**DATASET ROWS:**
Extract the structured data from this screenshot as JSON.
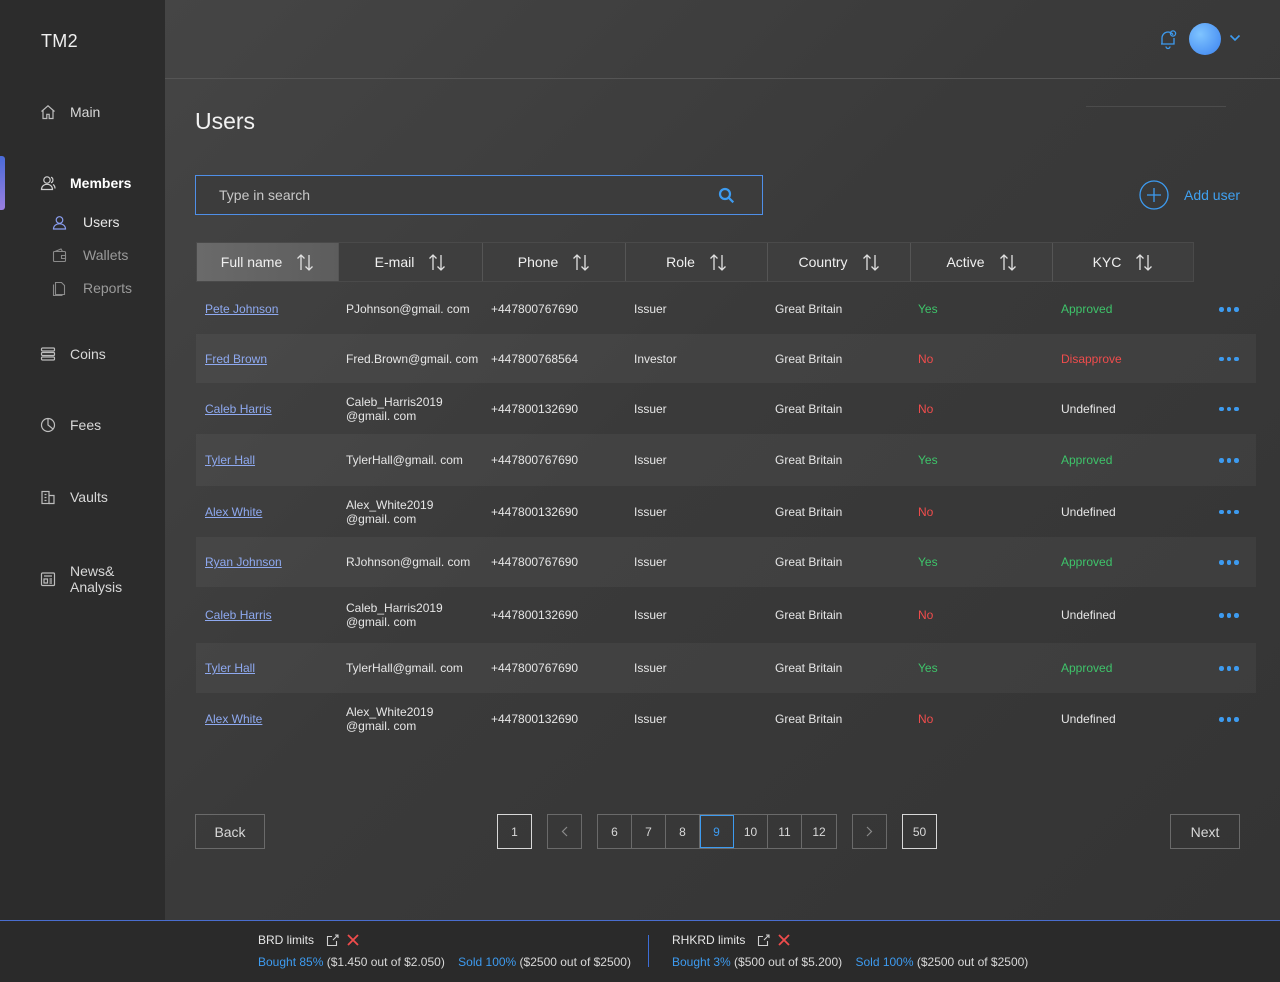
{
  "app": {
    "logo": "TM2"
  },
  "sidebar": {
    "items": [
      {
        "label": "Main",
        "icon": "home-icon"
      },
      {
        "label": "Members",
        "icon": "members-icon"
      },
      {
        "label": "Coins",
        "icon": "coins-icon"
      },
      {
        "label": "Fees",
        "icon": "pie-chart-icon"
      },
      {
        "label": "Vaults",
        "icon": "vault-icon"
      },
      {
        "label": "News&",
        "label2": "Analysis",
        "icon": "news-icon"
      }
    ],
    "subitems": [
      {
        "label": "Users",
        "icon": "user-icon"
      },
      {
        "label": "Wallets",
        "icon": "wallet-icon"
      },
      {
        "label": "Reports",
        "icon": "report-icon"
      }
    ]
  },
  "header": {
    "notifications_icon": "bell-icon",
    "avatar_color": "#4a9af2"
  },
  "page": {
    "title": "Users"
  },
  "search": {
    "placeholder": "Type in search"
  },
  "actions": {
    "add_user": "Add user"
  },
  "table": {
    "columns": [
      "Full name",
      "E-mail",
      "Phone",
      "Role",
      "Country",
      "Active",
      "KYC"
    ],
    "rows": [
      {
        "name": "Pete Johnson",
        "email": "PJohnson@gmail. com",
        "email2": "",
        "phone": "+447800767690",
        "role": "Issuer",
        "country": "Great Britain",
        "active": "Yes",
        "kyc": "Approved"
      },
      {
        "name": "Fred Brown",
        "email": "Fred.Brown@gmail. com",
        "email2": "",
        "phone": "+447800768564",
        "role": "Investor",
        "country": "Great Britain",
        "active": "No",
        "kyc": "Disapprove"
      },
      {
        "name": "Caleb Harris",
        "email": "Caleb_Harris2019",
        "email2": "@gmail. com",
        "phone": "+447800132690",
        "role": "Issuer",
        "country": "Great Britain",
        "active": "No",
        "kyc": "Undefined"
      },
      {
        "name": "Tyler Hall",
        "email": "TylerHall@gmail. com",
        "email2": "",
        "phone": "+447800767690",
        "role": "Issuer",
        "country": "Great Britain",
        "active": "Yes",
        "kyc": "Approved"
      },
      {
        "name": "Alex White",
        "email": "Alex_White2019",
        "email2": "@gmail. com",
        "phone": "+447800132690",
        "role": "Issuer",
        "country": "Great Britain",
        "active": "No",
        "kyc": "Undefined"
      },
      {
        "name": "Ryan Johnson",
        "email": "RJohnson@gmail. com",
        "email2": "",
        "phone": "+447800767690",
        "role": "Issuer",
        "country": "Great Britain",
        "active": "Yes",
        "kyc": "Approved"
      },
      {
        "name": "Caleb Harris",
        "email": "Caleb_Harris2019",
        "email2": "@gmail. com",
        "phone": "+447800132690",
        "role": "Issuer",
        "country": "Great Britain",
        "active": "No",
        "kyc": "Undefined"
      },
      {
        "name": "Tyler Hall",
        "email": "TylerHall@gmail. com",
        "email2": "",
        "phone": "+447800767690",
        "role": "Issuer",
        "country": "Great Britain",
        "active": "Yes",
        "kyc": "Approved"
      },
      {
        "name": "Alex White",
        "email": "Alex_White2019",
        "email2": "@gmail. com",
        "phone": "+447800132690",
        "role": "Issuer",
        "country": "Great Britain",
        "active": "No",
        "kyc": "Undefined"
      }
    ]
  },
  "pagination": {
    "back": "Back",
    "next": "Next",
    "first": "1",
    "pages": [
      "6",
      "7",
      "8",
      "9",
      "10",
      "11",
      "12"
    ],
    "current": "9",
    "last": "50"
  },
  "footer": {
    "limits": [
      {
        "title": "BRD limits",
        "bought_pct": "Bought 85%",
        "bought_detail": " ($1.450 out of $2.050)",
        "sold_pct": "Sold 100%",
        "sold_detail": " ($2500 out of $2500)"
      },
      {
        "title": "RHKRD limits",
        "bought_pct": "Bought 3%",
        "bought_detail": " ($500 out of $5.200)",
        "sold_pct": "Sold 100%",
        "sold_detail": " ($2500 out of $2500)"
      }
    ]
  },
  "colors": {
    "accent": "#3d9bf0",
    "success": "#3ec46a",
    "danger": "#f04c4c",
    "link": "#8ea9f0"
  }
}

...

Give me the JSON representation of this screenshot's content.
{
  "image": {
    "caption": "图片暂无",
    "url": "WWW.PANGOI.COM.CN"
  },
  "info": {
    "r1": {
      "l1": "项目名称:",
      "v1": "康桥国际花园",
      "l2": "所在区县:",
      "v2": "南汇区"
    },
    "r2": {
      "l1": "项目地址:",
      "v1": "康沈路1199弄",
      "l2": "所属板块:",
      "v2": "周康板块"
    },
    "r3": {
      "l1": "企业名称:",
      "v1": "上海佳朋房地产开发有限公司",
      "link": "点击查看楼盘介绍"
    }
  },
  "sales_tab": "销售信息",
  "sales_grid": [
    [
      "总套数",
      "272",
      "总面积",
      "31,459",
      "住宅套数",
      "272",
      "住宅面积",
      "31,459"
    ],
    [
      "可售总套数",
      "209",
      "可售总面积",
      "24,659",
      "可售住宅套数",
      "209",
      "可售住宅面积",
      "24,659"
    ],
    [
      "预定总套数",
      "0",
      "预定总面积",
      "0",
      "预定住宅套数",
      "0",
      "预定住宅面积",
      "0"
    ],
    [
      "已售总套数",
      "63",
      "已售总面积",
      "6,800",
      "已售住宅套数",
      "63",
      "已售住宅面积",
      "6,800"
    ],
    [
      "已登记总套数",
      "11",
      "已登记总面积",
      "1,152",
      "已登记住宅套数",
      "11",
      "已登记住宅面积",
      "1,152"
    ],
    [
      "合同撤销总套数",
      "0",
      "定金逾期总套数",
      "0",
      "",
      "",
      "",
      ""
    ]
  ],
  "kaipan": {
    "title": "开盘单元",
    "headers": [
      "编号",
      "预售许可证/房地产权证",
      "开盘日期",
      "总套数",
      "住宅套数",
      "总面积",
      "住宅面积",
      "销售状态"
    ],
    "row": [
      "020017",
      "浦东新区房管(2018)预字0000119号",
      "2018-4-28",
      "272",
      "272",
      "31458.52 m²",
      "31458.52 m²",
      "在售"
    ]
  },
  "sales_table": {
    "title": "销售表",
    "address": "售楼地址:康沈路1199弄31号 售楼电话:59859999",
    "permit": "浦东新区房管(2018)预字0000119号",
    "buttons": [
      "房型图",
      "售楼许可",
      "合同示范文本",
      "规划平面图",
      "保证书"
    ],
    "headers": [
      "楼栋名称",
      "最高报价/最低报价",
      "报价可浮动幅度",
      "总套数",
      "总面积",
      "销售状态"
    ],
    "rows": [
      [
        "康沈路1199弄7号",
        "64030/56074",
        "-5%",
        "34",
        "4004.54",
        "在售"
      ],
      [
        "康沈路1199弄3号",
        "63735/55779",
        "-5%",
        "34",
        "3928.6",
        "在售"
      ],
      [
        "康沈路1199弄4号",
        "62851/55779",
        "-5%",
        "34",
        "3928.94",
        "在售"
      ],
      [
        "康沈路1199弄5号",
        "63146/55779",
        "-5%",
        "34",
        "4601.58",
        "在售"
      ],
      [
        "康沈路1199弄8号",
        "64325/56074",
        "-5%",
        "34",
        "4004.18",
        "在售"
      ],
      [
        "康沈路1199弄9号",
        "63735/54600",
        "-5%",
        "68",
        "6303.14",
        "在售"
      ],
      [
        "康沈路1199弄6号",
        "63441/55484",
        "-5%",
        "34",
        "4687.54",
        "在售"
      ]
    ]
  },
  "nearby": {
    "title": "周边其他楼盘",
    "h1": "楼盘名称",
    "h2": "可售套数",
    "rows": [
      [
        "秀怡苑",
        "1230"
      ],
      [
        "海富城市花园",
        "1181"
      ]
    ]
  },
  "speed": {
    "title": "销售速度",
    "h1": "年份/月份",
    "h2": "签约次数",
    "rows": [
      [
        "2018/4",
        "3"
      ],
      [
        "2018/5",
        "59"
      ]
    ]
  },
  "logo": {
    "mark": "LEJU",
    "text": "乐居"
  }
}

---

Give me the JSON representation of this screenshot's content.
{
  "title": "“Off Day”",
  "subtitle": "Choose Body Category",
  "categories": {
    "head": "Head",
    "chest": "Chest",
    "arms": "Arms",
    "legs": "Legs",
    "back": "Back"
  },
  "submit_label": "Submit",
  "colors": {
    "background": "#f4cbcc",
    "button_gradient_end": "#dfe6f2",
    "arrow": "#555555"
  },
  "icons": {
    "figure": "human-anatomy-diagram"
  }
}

**REQUIREMENT:** Which lines hold the word "浦东新区房管"? Return all of them from the records above.

**TASK SOLUTION:**
      "浦东新区房管(2018)预字0000119号",
    "permit": "浦东新区房管(2018)预字0000119号",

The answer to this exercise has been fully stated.